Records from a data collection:
....................

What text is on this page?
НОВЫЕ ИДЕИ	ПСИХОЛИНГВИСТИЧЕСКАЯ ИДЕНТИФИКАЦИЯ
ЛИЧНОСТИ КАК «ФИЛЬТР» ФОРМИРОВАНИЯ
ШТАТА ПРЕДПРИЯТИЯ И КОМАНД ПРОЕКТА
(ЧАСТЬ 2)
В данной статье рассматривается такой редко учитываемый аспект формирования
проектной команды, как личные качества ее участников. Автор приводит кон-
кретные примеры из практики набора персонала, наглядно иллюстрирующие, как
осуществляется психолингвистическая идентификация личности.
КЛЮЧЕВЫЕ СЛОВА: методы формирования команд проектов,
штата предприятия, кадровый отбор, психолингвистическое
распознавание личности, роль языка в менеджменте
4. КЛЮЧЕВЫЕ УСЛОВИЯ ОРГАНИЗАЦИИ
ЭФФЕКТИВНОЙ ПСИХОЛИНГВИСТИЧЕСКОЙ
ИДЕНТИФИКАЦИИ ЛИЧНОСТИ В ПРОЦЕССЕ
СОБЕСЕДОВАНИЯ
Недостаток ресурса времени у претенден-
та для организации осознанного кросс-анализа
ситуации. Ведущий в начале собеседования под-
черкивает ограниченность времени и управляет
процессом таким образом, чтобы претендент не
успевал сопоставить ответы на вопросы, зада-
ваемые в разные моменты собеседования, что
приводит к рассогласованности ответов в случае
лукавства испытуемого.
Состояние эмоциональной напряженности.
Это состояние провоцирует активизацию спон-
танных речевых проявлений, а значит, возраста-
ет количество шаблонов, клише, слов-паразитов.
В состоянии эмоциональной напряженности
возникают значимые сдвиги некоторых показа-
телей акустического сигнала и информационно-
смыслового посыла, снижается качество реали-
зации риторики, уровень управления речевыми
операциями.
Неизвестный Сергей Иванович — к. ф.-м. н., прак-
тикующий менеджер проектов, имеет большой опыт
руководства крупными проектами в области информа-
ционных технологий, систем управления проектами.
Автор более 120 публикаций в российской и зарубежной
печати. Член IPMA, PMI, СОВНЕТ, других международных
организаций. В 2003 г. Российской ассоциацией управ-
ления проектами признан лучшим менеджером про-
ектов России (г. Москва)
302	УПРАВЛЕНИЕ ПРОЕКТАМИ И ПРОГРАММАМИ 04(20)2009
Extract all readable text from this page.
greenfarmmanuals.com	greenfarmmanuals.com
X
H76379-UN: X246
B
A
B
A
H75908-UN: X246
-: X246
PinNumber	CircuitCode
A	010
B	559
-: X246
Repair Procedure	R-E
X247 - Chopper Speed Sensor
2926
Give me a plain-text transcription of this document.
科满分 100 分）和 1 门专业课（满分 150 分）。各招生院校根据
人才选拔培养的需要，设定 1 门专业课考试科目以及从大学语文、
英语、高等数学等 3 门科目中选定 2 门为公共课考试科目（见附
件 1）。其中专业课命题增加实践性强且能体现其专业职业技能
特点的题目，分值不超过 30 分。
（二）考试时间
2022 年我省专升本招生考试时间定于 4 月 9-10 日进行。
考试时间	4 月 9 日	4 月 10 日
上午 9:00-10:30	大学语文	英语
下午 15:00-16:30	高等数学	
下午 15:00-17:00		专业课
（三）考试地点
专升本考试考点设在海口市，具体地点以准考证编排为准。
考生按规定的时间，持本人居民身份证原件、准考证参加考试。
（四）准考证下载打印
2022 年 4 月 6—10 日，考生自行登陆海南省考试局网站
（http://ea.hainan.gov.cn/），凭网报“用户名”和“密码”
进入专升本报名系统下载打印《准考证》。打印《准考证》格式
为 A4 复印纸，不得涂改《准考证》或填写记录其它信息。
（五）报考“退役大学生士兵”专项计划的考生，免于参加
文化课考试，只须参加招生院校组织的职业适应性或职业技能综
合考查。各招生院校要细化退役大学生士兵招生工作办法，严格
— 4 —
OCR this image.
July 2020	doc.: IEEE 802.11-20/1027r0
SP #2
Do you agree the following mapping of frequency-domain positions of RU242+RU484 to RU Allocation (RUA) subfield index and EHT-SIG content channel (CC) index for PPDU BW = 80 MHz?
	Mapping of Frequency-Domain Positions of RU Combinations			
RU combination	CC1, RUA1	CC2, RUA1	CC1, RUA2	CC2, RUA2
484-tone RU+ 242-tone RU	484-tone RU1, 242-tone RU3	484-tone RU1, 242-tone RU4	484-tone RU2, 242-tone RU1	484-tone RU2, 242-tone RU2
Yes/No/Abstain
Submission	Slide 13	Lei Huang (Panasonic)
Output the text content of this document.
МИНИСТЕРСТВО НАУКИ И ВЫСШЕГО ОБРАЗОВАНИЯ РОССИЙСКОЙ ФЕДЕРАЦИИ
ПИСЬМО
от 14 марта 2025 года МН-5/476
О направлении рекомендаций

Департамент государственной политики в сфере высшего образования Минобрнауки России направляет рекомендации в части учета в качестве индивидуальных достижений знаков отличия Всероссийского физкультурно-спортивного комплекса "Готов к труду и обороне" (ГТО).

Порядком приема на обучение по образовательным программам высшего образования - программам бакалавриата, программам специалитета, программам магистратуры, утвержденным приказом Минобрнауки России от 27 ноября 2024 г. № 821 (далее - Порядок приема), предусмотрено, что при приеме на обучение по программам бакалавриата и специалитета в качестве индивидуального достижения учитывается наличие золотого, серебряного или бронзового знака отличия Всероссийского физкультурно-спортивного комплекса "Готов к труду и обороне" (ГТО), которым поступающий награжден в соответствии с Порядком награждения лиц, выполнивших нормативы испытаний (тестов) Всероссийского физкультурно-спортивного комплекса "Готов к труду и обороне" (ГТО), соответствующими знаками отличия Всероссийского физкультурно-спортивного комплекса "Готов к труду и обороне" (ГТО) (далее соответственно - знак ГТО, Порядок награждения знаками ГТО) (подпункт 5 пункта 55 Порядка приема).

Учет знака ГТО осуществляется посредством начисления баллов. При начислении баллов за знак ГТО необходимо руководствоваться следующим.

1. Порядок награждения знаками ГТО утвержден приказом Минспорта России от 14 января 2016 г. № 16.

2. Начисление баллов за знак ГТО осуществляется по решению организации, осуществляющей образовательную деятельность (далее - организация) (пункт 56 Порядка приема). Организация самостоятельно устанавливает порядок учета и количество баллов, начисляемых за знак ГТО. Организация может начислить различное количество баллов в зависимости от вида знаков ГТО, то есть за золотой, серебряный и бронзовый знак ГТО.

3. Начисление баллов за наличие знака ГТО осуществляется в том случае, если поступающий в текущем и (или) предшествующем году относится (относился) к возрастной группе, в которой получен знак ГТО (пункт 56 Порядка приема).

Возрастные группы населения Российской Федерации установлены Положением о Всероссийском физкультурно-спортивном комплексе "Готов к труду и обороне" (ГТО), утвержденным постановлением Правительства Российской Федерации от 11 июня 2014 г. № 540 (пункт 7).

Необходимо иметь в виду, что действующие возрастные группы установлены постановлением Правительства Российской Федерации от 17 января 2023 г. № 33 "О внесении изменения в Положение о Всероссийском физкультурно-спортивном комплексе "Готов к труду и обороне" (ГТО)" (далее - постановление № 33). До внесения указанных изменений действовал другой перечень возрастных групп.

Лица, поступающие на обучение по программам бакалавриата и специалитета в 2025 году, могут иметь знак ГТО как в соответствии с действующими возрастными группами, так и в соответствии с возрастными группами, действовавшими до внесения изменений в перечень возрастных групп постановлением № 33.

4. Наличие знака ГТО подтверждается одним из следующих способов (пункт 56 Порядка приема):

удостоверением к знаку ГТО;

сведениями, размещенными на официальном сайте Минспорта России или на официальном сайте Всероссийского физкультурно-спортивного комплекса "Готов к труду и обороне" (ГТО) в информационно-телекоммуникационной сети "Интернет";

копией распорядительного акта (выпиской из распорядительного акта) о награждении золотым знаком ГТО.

....................

§ **Directive**:
Copy each line containing the word "году" from the data.

§ **Task output**:
3. Начисление баллов за наличие знака ГТО осуществляется в том случае, если поступающий в текущем и (или) предшествующем году относится (относился) к возрастной группе, в которой получен знак ГТО (пункт 56 Порядка приема).
Лица, поступающие на обучение по программам бакалавриата и специалитета в 2025 году, могут иметь знак ГТО как в соответствии с действующими возрастными группами, так и в соответствии с возрастными группами, действовавшими до внесения изменений в перечень возрастных групп постановлением № 33.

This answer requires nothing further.